## Texto para revisar
Los teléfonos celulares ofrecen un escape fácil pero no saludable ni conducente a identificar y manejar emociones. Los adolescentes pueden meterse a esos aparatos mágicos para no sentir o evadir emociones incómodas, para no estar solos, no pensar en el colegio, no estar en silencio o no tener que interactuar en la vida real con los demás. Son un portal para evitar las incomodidades, pero con un efecto secundario peligroso: reducen las oportunidades para desarrollar la resiliencia necesaria para superar los retos del día a día que vienen con esto de vivir.

Pero… ¿Y que hay de nuestra contribución como padres?

No puedo evitar pensar que parte de la explicación de esta creciente ansiedad debe caer en nuestra cancha.

Me siento responsable.

¿Qué estamos modelando?, ¿Qué aprenden de nosotros?

Estos adolescentes son hijos de padres que también vivimos cada día más estresados y ansiosos. Modelamos que el tiempo libre es sinónimo de mediocridad y una vida poco glamorosa, que más es siempre mejor.

Son hijos de papás y mamás secuestrados por la prisa, atrapados en la competencia social, corriendo sin parar en una rueda de hámster sin línea de meta, aceptando compromisos como si tuviéramos ocho manos o pudiéramos estar en varios lugares a la vez, con la atención rehén de nuestros teléfonos, ausentes física y emocionalmente.

Hijos de padres crónicamente cansados, ridículamente saturados, habitantes de medio tiempo del futuro que hemos olvidado jugar y pasarla bien en el presente.

Padres que muchas veces hemos enterrado quiénes somos, que postergamos nuestras versiones auténticas y nos dejamos atrapar por la rutina o el deber ser sin cuestionar si en el camino nos perdemos. Dedicamos nuestras vidas a actividades, relaciones u obligaciones que no nos inspiran y, entonces, tenemos que esconder la frustración, ponernos un uniforme o fabricarnos una personalidad para hacerle frente a la vida. ¿Será que los enseñamos a vestirse también para combinar con el mundo, en lugar de consigo mismos?, ¿Será que observan que quedar bien afuera es más importante que ser genuinos?

## Contenido del listado
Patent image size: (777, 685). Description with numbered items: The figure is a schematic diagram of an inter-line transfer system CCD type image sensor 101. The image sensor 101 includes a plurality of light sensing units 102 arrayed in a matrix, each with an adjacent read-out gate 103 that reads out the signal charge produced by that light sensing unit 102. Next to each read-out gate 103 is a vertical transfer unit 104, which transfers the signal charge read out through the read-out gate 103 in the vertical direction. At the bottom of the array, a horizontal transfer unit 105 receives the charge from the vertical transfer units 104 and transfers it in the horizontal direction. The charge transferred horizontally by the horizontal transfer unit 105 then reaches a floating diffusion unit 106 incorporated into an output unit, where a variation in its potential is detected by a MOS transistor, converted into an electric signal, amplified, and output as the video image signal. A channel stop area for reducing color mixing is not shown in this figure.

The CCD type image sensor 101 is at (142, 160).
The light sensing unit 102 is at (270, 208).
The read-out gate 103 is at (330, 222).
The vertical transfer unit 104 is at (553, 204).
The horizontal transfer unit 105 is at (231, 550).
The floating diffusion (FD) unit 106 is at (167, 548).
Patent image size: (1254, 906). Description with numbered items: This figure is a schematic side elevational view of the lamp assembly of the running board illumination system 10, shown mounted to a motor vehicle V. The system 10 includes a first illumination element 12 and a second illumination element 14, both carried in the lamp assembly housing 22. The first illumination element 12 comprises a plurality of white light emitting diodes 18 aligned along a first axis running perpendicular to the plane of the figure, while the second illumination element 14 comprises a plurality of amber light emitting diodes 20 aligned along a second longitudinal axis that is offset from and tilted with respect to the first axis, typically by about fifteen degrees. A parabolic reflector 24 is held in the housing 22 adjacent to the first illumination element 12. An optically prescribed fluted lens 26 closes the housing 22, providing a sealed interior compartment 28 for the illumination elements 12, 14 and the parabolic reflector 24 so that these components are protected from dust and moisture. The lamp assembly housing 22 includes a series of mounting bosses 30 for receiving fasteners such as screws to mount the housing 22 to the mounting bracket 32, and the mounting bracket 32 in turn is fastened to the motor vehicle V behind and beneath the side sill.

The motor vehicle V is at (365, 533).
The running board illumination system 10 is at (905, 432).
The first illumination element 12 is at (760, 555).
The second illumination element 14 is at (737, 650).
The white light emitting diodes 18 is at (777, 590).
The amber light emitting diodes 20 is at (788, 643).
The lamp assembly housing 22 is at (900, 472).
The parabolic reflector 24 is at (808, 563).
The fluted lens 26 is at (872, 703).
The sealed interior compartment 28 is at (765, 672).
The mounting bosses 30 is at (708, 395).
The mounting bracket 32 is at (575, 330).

## Tu tarea
Retoma el texto sobre la ansiedad de los adolescentes y continúalo a partir de su última oración. El listado no guarda relación con el texto sobre la ansiedad de los adolescentes.

## Respuesta al problema
¿Será que queremos vivir la vida a través de ellos, los usamos para competir y nos afirmamos con sus logros?

Son hijos de padres que resolvemos todo, en especial, lo que no debemos. Armamos sus grupos de amigos por medio de WhatsApp. Decidimos con quién sí vale la pena juntarse y con quién no. Hacemos estrategia para acomodarles el futuro y posicionarlos. No importa si dos amigas se quieren… importa si se convienen. Les robamos el derecho de opinar y la oportunidad de tomar decisiones sobre con quién pasar sus ratos.

Crecen bajo la expectativa o con la obligación de ser cien por ciento felices. Los papás queremos que así sea y hacemos todo lo posible para lograrlo. No dejamos que sientan tristeza, aburrimiento o frustración, tampoco les dejamos ver cuando a nosotros nos invaden estas emociones. Quitamos obstáculos del camino, resolvemos todo. Quizá les transmitimos que ser completamente felices todo el tiempo es lo normal, lo esperado y, entonces, cuando no logran serlo –como es natural- empiezan a pensar que algo está mal con ellos.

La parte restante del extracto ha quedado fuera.